### GIVEN RECORDS ###
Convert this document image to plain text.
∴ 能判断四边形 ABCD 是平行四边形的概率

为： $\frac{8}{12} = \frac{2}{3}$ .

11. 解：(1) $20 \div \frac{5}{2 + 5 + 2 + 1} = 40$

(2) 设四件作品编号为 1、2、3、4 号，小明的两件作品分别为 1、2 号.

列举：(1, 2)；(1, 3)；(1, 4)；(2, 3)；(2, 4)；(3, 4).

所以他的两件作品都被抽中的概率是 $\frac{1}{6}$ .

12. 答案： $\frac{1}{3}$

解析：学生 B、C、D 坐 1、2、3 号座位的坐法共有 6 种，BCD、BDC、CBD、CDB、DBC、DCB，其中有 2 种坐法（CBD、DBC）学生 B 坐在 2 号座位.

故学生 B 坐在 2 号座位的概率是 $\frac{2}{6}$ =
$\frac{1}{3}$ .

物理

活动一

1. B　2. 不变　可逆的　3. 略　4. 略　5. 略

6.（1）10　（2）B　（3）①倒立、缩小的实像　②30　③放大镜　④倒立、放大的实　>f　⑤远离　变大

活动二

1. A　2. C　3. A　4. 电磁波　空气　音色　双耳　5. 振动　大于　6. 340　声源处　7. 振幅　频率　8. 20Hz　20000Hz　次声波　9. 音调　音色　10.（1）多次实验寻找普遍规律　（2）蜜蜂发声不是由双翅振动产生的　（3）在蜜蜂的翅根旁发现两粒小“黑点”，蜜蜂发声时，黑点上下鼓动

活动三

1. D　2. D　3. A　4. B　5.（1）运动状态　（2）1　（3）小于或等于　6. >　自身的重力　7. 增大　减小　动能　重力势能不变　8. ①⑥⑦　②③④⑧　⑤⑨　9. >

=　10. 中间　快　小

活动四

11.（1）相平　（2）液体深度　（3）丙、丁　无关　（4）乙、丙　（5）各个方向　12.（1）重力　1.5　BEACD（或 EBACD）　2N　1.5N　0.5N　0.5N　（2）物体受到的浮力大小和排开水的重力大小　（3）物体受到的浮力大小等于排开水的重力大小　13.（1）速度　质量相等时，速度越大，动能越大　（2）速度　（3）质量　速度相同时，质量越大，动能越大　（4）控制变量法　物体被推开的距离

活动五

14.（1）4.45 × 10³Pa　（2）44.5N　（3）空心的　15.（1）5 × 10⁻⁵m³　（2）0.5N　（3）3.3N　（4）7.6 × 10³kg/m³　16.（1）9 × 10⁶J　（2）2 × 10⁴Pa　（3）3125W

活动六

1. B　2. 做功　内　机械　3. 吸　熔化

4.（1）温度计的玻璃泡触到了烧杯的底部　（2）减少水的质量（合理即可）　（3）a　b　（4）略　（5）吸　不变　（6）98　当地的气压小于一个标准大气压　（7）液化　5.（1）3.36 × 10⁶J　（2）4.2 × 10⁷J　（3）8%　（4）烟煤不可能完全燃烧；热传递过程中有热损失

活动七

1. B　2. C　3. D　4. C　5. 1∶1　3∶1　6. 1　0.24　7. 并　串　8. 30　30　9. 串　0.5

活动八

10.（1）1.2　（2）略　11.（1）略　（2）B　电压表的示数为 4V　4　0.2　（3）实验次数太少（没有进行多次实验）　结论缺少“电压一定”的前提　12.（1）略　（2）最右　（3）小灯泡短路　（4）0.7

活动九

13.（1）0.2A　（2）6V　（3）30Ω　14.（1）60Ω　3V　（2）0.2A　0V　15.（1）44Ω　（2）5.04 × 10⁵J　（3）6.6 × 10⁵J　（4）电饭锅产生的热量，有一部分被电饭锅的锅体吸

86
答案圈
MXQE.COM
###
• **EXERCISE INSTRUCTIONS**
Return all the data exactly as given.

• **SOLUTION**
Convert this document image to plain text.
∴ 能判断四边形 ABCD 是平行四边形的概率

为： $\frac{8}{12} = \frac{2}{3}$ .

11. 解：(1) $20 \div \frac{5}{2 + 5 + 2 + 1} = 40$

(2) 设四件作品编号为 1、2、3、4 号，小明的两件作品分别为 1、2 号.

列举：(1, 2)；(1, 3)；(1, 4)；(2, 3)；(2, 4)；(3, 4).

所以他的两件作品都被抽中的概率是 $\frac{1}{6}$ .

12. 答案： $\frac{1}{3}$

解析：学生 B、C、D 坐 1、2、3 号座位的坐法共有 6 种，BCD、BDC、CBD、CDB、DBC、DCB，其中有 2 种坐法（CBD、DBC）学生 B 坐在 2 号座位.

故学生 B 坐在 2 号座位的概率是 $\frac{2}{6}$ =
$\frac{1}{3}$ .

物理

活动一

1. B　2. 不变　可逆的　3. 略　4. 略　5. 略

6.（1）10　（2）B　（3）①倒立、缩小的实像　②30　③放大镜　④倒立、放大的实　>f　⑤远离　变大

活动二

1. A　2. C　3. A　4. 电磁波　空气　音色　双耳　5. 振动　大于　6. 340　声源处　7. 振幅　频率　8. 20Hz　20000Hz　次声波　9. 音调　音色　10.（1）多次实验寻找普遍规律　（2）蜜蜂发声不是由双翅振动产生的　（3）在蜜蜂的翅根旁发现两粒小“黑点”，蜜蜂发声时，黑点上下鼓动

活动三

1. D　2. D　3. A　4. B　5.（1）运动状态　（2）1　（3）小于或等于　6. >　自身的重力　7. 增大　减小　动能　重力势能不变　8. ①⑥⑦　②③④⑧　⑤⑨　9. >

=　10. 中间　快　小

活动四

11.（1）相平　（2）液体深度　（3）丙、丁　无关　（4）乙、丙　（5）各个方向　12.（1）重力　1.5　BEACD（或 EBACD）　2N　1.5N　0.5N　0.5N　（2）物体受到的浮力大小和排开水的重力大小　（3）物体受到的浮力大小等于排开水的重力大小　13.（1）速度　质量相等时，速度越大，动能越大　（2）速度　（3）质量　速度相同时，质量越大，动能越大　（4）控制变量法　物体被推开的距离

活动五

14.（1）4.45 × 10³Pa　（2）44.5N　（3）空心的　15.（1）5 × 10⁻⁵m³　（2）0.5N　（3）3.3N　（4）7.6 × 10³kg/m³　16.（1）9 × 10⁶J　（2）2 × 10⁴Pa　（3）3125W

活动六

1. B　2. 做功　内　机械　3. 吸　熔化

4.（1）温度计的玻璃泡触到了烧杯的底部　（2）减少水的质量（合理即可）　（3）a　b　（4）略　（5）吸　不变　（6）98　当地的气压小于一个标准大气压　（7）液化　5.（1）3.36 × 10⁶J　（2）4.2 × 10⁷J　（3）8%　（4）烟煤不可能完全燃烧；热传递过程中有热损失

活动七

1. B　2. C　3. D　4. C　5. 1∶1　3∶1　6. 1　0.24　7. 并　串　8. 30　30　9. 串　0.5

活动八

10.（1）1.2　（2）略　11.（1）略　（2）B　电压表的示数为 4V　4　0.2　（3）实验次数太少（没有进行多次实验）　结论缺少“电压一定”的前提　12.（1）略　（2）最右　（3）小灯泡短路　（4）0.7

活动九

13.（1）0.2A　（2）6V　（3）30Ω　14.（1）60Ω　3V　（2）0.2A　0V　15.（1）44Ω　（2）5.04 × 10⁵J　（3）6.6 × 10⁵J　（4）电饭锅产生的热量，有一部分被电饭锅的锅体吸

86
答案圈
MXQE.COM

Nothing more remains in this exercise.